- _WHAT IS EXPECTED_
Give back the full listing, character for character, with no pictures.

- _Saved entries_
┌──
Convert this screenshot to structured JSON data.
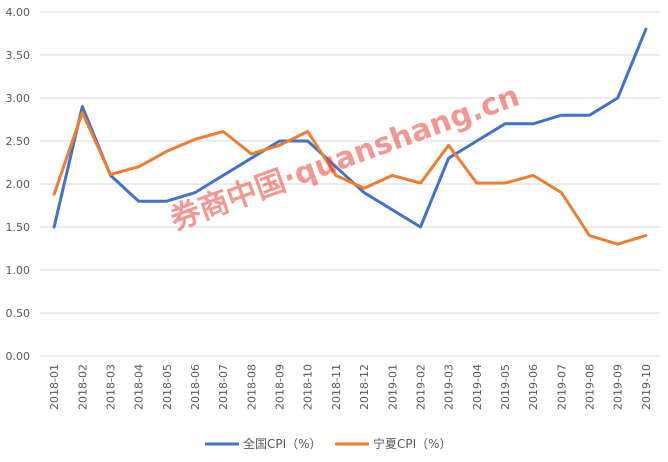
{
  "chart_data": {
    "type": "line",
    "x": [
      "2018-01",
      "2018-02",
      "2018-03",
      "2018-04",
      "2018-05",
      "2018-06",
      "2018-07",
      "2018-08",
      "2018-09",
      "2018-10",
      "2018-11",
      "2018-12",
      "2019-01",
      "2019-02",
      "2019-03",
      "2019-04",
      "2019-05",
      "2019-06",
      "2019-07",
      "2019-08",
      "2019-09",
      "2019-10"
    ],
    "series": [
      {
        "name": "全国CPI（%）",
        "color": "#4472c4",
        "values": [
          1.5,
          2.9,
          2.1,
          1.8,
          1.8,
          1.9,
          2.1,
          2.3,
          2.5,
          2.5,
          2.2,
          1.9,
          1.7,
          1.5,
          2.3,
          2.5,
          2.7,
          2.7,
          2.8,
          2.8,
          3.0,
          3.8
        ]
      },
      {
        "name": "宁夏CPI（%）",
        "color": "#ed7d31",
        "values": [
          1.88,
          2.83,
          2.11,
          2.2,
          2.38,
          2.52,
          2.61,
          2.35,
          2.45,
          2.61,
          2.1,
          1.95,
          2.1,
          2.01,
          2.45,
          2.01,
          2.01,
          2.1,
          1.9,
          1.4,
          1.3,
          1.4
        ]
      }
    ],
    "ylim": [
      0,
      4
    ],
    "yticks": [
      "0.00",
      "0.50",
      "1.00",
      "1.50",
      "2.00",
      "2.50",
      "3.00",
      "3.50",
      "4.00"
    ],
    "grid": true,
    "legend_position": "bottom",
    "watermark": "券商中国·quanshang.cn"
  }
}
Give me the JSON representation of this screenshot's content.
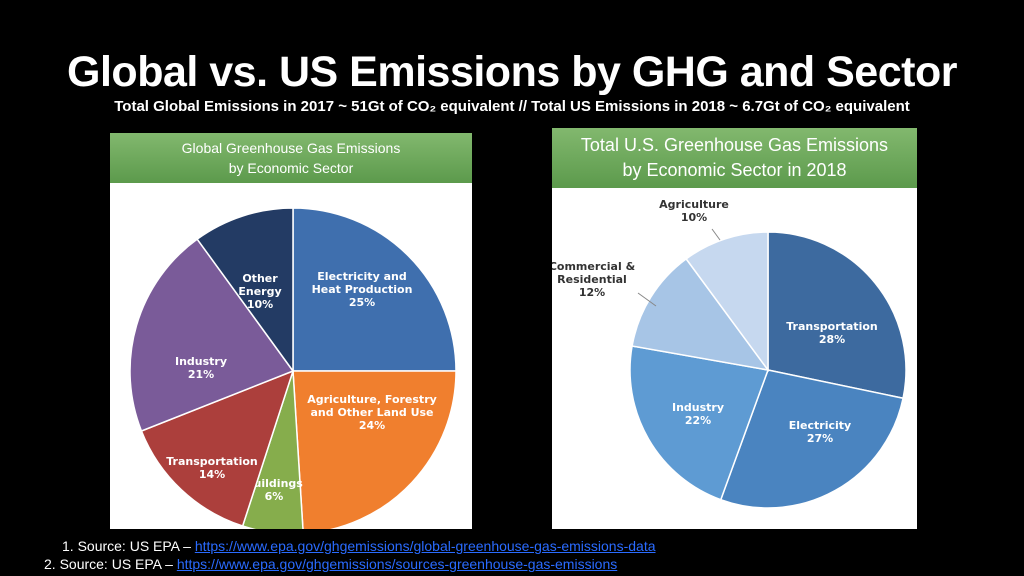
{
  "slide": {
    "title": "Global vs. US Emissions by GHG and Sector",
    "subtitle": "Total Global Emissions in 2017 ~ 51Gt of CO₂ equivalent // Total US Emissions in 2018 ~ 6.7Gt of CO₂ equivalent"
  },
  "chart_data": [
    {
      "type": "pie",
      "title_lines": [
        "Global Greenhouse Gas Emissions",
        "by Economic Sector"
      ],
      "slices": [
        {
          "label_lines": [
            "Electricity and",
            "Heat Production"
          ],
          "value": 25,
          "value_label": "25%",
          "color": "#3f6fae",
          "label_color": "#ffffff"
        },
        {
          "label_lines": [
            "Agriculture, Forestry",
            "and Other Land Use"
          ],
          "value": 24,
          "value_label": "24%",
          "color": "#f07f2e",
          "label_color": "#ffffff"
        },
        {
          "label_lines": [
            "Buildings"
          ],
          "value": 6,
          "value_label": "6%",
          "color": "#86ad4c",
          "label_color": "#ffffff"
        },
        {
          "label_lines": [
            "Transportation"
          ],
          "value": 14,
          "value_label": "14%",
          "color": "#ac3f3c",
          "label_color": "#ffffff"
        },
        {
          "label_lines": [
            "Industry"
          ],
          "value": 21,
          "value_label": "21%",
          "color": "#7a5b99",
          "label_color": "#ffffff"
        },
        {
          "label_lines": [
            "Other",
            "Energy"
          ],
          "value": 10,
          "value_label": "10%",
          "color": "#233b64",
          "label_color": "#ffffff"
        }
      ]
    },
    {
      "type": "pie",
      "title_lines": [
        "Total U.S. Greenhouse Gas Emissions",
        "by Economic Sector in 2018"
      ],
      "slices": [
        {
          "label_lines": [
            "Transportation"
          ],
          "value": 28,
          "value_label": "28%",
          "color": "#3d6a9f",
          "label_color": "#ffffff"
        },
        {
          "label_lines": [
            "Electricity"
          ],
          "value": 27,
          "value_label": "27%",
          "color": "#4a84c0",
          "label_color": "#ffffff"
        },
        {
          "label_lines": [
            "Industry"
          ],
          "value": 22,
          "value_label": "22%",
          "color": "#5e9bd3",
          "label_color": "#ffffff"
        },
        {
          "label_lines": [
            "Commercial &",
            "Residential"
          ],
          "value": 12,
          "value_label": "12%",
          "color": "#a7c5e6",
          "label_color": "#333333"
        },
        {
          "label_lines": [
            "Agriculture"
          ],
          "value": 10,
          "value_label": "10%",
          "color": "#c6d8ef",
          "label_color": "#333333"
        }
      ]
    }
  ],
  "sources": [
    {
      "prefix": "1. Source: US EPA – ",
      "link": "https://www.epa.gov/ghgemissions/global-greenhouse-gas-emissions-data"
    },
    {
      "prefix": "2. Source: US EPA – ",
      "link": "https://www.epa.gov/ghgemissions/sources-greenhouse-gas-emissions"
    }
  ]
}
└──
- _SOLUTION TO THIS PROBLEM_
Convert this screenshot to structured JSON data.
{
  "chart_data": {
    "type": "line",
    "x": [
      "2018-01",
      "2018-02",
      "2018-03",
      "2018-04",
      "2018-05",
      "2018-06",
      "2018-07",
      "2018-08",
      "2018-09",
      "2018-10",
      "2018-11",
      "2018-12",
      "2019-01",
      "2019-02",
      "2019-03",
      "2019-04",
      "2019-05",
      "2019-06",
      "2019-07",
      "2019-08",
      "2019-09",
      "2019-10"
    ],
    "series": [
      {
        "name": "全国CPI（%）",
        "color": "#4472c4",
        "values": [
          1.5,
          2.9,
          2.1,
          1.8,
          1.8,
          1.9,
          2.1,
          2.3,
          2.5,
          2.5,
          2.2,
          1.9,
          1.7,
          1.5,
          2.3,
          2.5,
          2.7,
          2.7,
          2.8,
          2.8,
          3.0,
          3.8
        ]
      },
      {
        "name": "宁夏CPI（%）",
        "color": "#ed7d31",
        "values": [
          1.88,
          2.83,
          2.11,
          2.2,
          2.38,
          2.52,
          2.61,
          2.35,
          2.45,
          2.61,
          2.1,
          1.95,
          2.1,
          2.01,
          2.45,
          2.01,
          2.01,
          2.1,
          1.9,
          1.4,
          1.3,
          1.4
        ]
      }
    ],
    "ylim": [
      0,
      4
    ],
    "yticks": [
      "0.00",
      "0.50",
      "1.00",
      "1.50",
      "2.00",
      "2.50",
      "3.00",
      "3.50",
      "4.00"
    ],
    "grid": true,
    "legend_position": "bottom",
    "watermark": "券商中国·quanshang.cn"
  }
}
Give me the JSON representation of this screenshot's content.
{
  "slide": {
    "title": "Global vs. US Emissions by GHG and Sector",
    "subtitle": "Total Global Emissions in 2017 ~ 51Gt of CO₂ equivalent // Total US Emissions in 2018 ~ 6.7Gt of CO₂ equivalent"
  },
  "chart_data": [
    {
      "type": "pie",
      "title_lines": [
        "Global Greenhouse Gas Emissions",
        "by Economic Sector"
      ],
      "slices": [
        {
          "label_lines": [
            "Electricity and",
            "Heat Production"
          ],
          "value": 25,
          "value_label": "25%",
          "color": "#3f6fae",
          "label_color": "#ffffff"
        },
        {
          "label_lines": [
            "Agriculture, Forestry",
            "and Other Land Use"
          ],
          "value": 24,
          "value_label": "24%",
          "color": "#f07f2e",
          "label_color": "#ffffff"
        },
        {
          "label_lines": [
            "Buildings"
          ],
          "value": 6,
          "value_label": "6%",
          "color": "#86ad4c",
          "label_color": "#ffffff"
        },
        {
          "label_lines": [
            "Transportation"
          ],
          "value": 14,
          "value_label": "14%",
          "color": "#ac3f3c",
          "label_color": "#ffffff"
        },
        {
          "label_lines": [
            "Industry"
          ],
          "value": 21,
          "value_label": "21%",
          "color": "#7a5b99",
          "label_color": "#ffffff"
        },
        {
          "label_lines": [
            "Other",
            "Energy"
          ],
          "value": 10,
          "value_label": "10%",
          "color": "#233b64",
          "label_color": "#ffffff"
        }
      ]
    },
    {
      "type": "pie",
      "title_lines": [
        "Total U.S. Greenhouse Gas Emissions",
        "by Economic Sector in 2018"
      ],
      "slices": [
        {
          "label_lines": [
            "Transportation"
          ],
          "value": 28,
          "value_label": "28%",
          "color": "#3d6a9f",
          "label_color": "#ffffff"
        },
        {
          "label_lines": [
            "Electricity"
          ],
          "value": 27,
          "value_label": "27%",
          "color": "#4a84c0",
          "label_color": "#ffffff"
        },
        {
          "label_lines": [
            "Industry"
          ],
          "value": 22,
          "value_label": "22%",
          "color": "#5e9bd3",
          "label_color": "#ffffff"
        },
        {
          "label_lines": [
            "Commercial &",
            "Residential"
          ],
          "value": 12,
          "value_label": "12%",
          "color": "#a7c5e6",
          "label_color": "#333333"
        },
        {
          "label_lines": [
            "Agriculture"
          ],
          "value": 10,
          "value_label": "10%",
          "color": "#c6d8ef",
          "label_color": "#333333"
        }
      ]
    }
  ],
  "sources": [
    {
      "prefix": "1. Source: US EPA – ",
      "link": "https://www.epa.gov/ghgemissions/global-greenhouse-gas-emissions-data"
    },
    {
      "prefix": "2. Source: US EPA – ",
      "link": "https://www.epa.gov/ghgemissions/sources-greenhouse-gas-emissions"
    }
  ]
}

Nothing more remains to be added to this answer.